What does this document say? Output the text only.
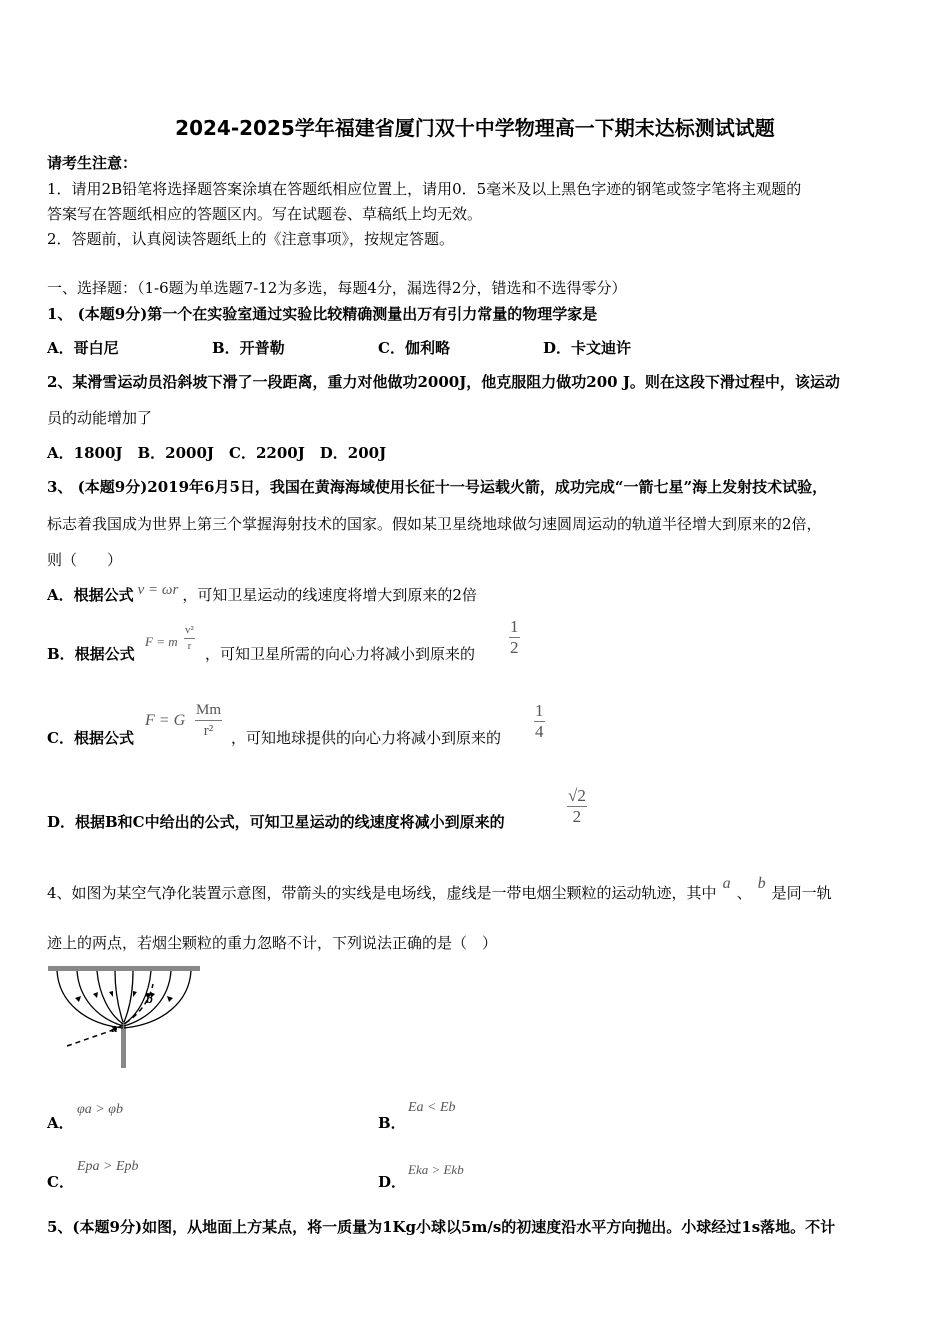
2024-2025学年福建省厦门双十中学物理高一下期末达标测试试题
请考生注意：
1．请用2B铅笔将选择题答案涂填在答题纸相应位置上，请用0．5毫米及以上黑色字迹的钢笔或签字笔将主观题的
答案写在答题纸相应的答题区内。写在试题卷、草稿纸上均无效。
2．答题前，认真阅读答题纸上的《注意事项》，按规定答题。
一、选择题：（1-6题为单选题7-12为多选，每题4分，漏选得2分，错选和不选得零分）
1、 (本题9分)第一个在实验室通过实验比较精确测量出万有引力常量的物理学家是
A．哥白尼	B．开普勒	C．伽利略	D．卡文迪许
2、某滑雪运动员沿斜坡下滑了一段距离，重力对他做功2000J，他克服阻力做功200 J。则在这段下滑过程中，该运动
员的动能增加了
A．1800J　B．2000J　C．2200J　D．200J
3、 (本题9分)2019年6月5日，我国在黄海海域使用长征十一号运载火箭，成功完成“一箭七星”海上发射技术试验，
标志着我国成为世界上第三个掌握海射技术的国家。假如某卫星绕地球做匀速圆周运动的轨道半径增大到原来的2倍，
则（　　）
A．根据公式 v = ωr ，可知卫星运动的线速度将增大到原来的2倍
B．根据公式
F = m $\frac{\text{v²}}{r}$ ，可知卫星所需的向心力将减小到原来的 $\frac{1}{2}$
C．根据公式
F = G $\frac{Mm}{\text{r²}}$ ，可知地球提供的向心力将减小到原来的 $\frac{1}{4}$
D．根据B和C中给出的公式，可知卫星运动的线速度将减小到原来的	$\frac{√2}{2}$
4、如图为某空气净化装置示意图，带箭头的实线是电场线，虚线是一带电烟尘颗粒的运动轨迹，其中a、b是同一轨
迹上的两点，若烟尘颗粒的重力忽略不计，下列说法正确的是（　）
b
a
A．
φa > φb
B．
Ea < Eb
C．
Epa > Epb
D．
Eka > Ekb
5、(本题9分)如图，从地面上方某点，将一质量为1Kg小球以5m/s的初速度沿水平方向抛出。小球经过1s落地。不计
#####
→ Exercise goal: Copy down every line of the entries containing the word "frac".

→ Complete output:
F = m $\frac{\text{v²}}{r}$ ，可知卫星所需的向心力将减小到原来的 $\frac{1}{2}$
F = G $\frac{Mm}{\text{r²}}$ ，可知地球提供的向心力将减小到原来的 $\frac{1}{4}$
D．根据B和C中给出的公式，可知卫星运动的线速度将减小到原来的	$\frac{√2}{2}$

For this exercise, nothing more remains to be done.